**Data in this exercise**
★ ★ ★

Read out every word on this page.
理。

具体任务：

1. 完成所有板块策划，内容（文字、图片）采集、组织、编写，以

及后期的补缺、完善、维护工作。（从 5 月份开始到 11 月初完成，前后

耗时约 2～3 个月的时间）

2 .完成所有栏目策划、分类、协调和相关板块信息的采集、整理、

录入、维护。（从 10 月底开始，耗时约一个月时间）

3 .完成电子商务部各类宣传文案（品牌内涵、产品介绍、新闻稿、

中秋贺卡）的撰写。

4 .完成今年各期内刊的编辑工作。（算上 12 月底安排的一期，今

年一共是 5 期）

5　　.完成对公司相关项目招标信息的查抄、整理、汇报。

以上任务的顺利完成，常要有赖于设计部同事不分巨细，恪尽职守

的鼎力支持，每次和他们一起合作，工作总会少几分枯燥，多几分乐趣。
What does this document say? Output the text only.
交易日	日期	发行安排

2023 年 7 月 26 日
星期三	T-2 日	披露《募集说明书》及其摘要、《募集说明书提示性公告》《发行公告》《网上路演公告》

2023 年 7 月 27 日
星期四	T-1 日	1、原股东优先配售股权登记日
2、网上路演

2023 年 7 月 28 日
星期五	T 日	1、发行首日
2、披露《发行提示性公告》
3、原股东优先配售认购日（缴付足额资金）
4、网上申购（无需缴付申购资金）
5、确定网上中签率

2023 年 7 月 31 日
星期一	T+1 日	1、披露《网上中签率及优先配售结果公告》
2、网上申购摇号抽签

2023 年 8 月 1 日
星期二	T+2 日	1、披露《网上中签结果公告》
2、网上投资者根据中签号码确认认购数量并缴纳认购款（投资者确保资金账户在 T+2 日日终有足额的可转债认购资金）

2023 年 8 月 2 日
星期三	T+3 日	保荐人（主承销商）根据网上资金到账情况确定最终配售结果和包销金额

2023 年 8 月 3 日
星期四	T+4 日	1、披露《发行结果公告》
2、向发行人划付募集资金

★ ★ ★

**The problem**
Output all of the material, please, exactly as it stands.

**Full output**
Read out every word on this page.
理。

具体任务：

1. 完成所有板块策划，内容（文字、图片）采集、组织、编写，以

及后期的补缺、完善、维护工作。（从 5 月份开始到 11 月初完成，前后

耗时约 2～3 个月的时间）

2 .完成所有栏目策划、分类、协调和相关板块信息的采集、整理、

录入、维护。（从 10 月底开始，耗时约一个月时间）

3 .完成电子商务部各类宣传文案（品牌内涵、产品介绍、新闻稿、

中秋贺卡）的撰写。

4 .完成今年各期内刊的编辑工作。（算上 12 月底安排的一期，今

年一共是 5 期）

5　　.完成对公司相关项目招标信息的查抄、整理、汇报。

以上任务的顺利完成，常要有赖于设计部同事不分巨细，恪尽职守

的鼎力支持，每次和他们一起合作，工作总会少几分枯燥，多几分乐趣。
What does this document say? Output the text only.
交易日	日期	发行安排

2023 年 7 月 26 日
星期三	T-2 日	披露《募集说明书》及其摘要、《募集说明书提示性公告》《发行公告》《网上路演公告》

2023 年 7 月 27 日
星期四	T-1 日	1、原股东优先配售股权登记日
2、网上路演

2023 年 7 月 28 日
星期五	T 日	1、发行首日
2、披露《发行提示性公告》
3、原股东优先配售认购日（缴付足额资金）
4、网上申购（无需缴付申购资金）
5、确定网上中签率

2023 年 7 月 31 日
星期一	T+1 日	1、披露《网上中签率及优先配售结果公告》
2、网上申购摇号抽签

2023 年 8 月 1 日
星期二	T+2 日	1、披露《网上中签结果公告》
2、网上投资者根据中签号码确认认购数量并缴纳认购款（投资者确保资金账户在 T+2 日日终有足额的可转债认购资金）

2023 年 8 月 2 日
星期三	T+3 日	保荐人（主承销商）根据网上资金到账情况确定最终配售结果和包销金额

2023 年 8 月 3 日
星期四	T+4 日	1、披露《发行结果公告》
2、向发行人划付募集资金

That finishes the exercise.